▸ **Record set**
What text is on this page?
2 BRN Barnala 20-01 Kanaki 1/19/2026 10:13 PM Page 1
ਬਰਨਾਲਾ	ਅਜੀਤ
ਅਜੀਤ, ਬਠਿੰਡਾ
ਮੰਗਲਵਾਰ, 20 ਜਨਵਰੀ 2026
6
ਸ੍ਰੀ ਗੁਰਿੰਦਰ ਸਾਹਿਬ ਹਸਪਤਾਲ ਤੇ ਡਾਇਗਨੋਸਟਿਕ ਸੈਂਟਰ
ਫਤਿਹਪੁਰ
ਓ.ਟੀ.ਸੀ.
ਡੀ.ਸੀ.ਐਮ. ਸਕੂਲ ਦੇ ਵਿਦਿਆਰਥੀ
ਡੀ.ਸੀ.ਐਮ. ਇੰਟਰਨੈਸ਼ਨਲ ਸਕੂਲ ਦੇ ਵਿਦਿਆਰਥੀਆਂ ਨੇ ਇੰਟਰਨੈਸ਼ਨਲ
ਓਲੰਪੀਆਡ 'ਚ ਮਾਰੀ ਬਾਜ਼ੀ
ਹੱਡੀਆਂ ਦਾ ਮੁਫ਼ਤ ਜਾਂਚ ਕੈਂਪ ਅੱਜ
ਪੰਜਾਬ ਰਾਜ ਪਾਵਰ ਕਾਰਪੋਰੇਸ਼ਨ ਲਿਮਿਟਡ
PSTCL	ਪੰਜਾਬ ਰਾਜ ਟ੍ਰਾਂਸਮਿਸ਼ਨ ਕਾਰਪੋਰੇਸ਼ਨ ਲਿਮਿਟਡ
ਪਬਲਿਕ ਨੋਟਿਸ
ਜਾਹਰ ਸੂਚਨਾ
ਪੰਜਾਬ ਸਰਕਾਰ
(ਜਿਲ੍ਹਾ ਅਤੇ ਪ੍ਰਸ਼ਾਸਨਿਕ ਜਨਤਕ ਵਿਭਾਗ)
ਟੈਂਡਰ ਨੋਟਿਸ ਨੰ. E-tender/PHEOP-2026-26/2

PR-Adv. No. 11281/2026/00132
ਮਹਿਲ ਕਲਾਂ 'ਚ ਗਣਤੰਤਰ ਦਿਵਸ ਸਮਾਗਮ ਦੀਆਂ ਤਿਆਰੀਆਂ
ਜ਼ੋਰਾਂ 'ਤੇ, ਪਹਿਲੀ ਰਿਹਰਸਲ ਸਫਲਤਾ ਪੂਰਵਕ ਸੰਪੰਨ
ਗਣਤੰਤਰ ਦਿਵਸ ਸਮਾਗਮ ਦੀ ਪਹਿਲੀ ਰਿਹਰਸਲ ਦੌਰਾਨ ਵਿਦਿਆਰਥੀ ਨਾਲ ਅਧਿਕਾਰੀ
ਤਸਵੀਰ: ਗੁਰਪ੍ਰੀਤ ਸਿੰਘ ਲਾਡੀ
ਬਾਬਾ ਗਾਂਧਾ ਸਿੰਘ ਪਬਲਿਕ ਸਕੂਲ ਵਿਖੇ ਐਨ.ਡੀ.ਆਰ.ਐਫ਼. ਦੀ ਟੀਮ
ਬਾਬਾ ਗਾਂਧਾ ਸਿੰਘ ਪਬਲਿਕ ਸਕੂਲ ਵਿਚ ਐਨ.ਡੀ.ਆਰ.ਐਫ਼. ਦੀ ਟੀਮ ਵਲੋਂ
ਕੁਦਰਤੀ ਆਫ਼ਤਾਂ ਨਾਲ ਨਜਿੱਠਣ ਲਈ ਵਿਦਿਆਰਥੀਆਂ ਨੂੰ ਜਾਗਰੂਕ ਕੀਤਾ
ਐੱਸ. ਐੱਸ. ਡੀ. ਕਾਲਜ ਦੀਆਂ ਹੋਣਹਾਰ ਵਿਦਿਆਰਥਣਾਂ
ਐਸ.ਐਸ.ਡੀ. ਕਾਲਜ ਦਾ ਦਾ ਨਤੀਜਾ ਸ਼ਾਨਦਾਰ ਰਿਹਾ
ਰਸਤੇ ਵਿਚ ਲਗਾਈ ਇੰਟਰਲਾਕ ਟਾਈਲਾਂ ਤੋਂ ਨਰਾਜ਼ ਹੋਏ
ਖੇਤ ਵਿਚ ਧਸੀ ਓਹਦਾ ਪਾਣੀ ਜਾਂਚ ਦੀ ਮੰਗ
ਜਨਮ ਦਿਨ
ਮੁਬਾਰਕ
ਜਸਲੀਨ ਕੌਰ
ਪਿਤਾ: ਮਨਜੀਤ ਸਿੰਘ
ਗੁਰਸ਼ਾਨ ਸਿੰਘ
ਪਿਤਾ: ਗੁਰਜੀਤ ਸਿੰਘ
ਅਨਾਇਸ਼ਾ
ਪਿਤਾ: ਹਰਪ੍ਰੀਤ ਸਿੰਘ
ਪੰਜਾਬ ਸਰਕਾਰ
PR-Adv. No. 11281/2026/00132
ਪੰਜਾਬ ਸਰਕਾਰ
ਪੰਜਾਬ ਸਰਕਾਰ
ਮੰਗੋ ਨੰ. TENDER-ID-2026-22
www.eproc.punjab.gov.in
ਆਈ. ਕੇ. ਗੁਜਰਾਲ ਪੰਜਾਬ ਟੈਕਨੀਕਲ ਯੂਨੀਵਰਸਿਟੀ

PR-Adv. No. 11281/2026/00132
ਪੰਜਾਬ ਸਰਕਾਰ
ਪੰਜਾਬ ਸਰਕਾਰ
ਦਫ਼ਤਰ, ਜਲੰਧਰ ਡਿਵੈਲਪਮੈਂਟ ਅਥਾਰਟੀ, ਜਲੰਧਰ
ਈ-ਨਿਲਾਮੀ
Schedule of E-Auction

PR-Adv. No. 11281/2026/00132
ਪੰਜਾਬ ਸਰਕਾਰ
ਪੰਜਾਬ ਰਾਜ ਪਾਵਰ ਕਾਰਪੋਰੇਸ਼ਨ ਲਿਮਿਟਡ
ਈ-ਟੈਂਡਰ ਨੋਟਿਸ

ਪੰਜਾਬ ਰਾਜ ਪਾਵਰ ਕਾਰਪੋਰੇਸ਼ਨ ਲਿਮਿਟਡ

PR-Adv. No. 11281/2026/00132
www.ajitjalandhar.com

▸ **What is asked**
Which lines above contain the word "ਹਰਸਲ"? Copy each of them.

▸ **Solved problem**
ਜ਼ੋਰਾਂ 'ਤੇ, ਪਹਿਲੀ ਰਿਹਰਸਲ ਸਫਲਤਾ ਪੂਰਵਕ ਸੰਪੰਨ
ਗਣਤੰਤਰ ਦਿਵਸ ਸਮਾਗਮ ਦੀ ਪਹਿਲੀ ਰਿਹਰਸਲ ਦੌਰਾਨ ਵਿਦਿਆਰਥੀ ਨਾਲ ਅਧਿਕਾਰੀ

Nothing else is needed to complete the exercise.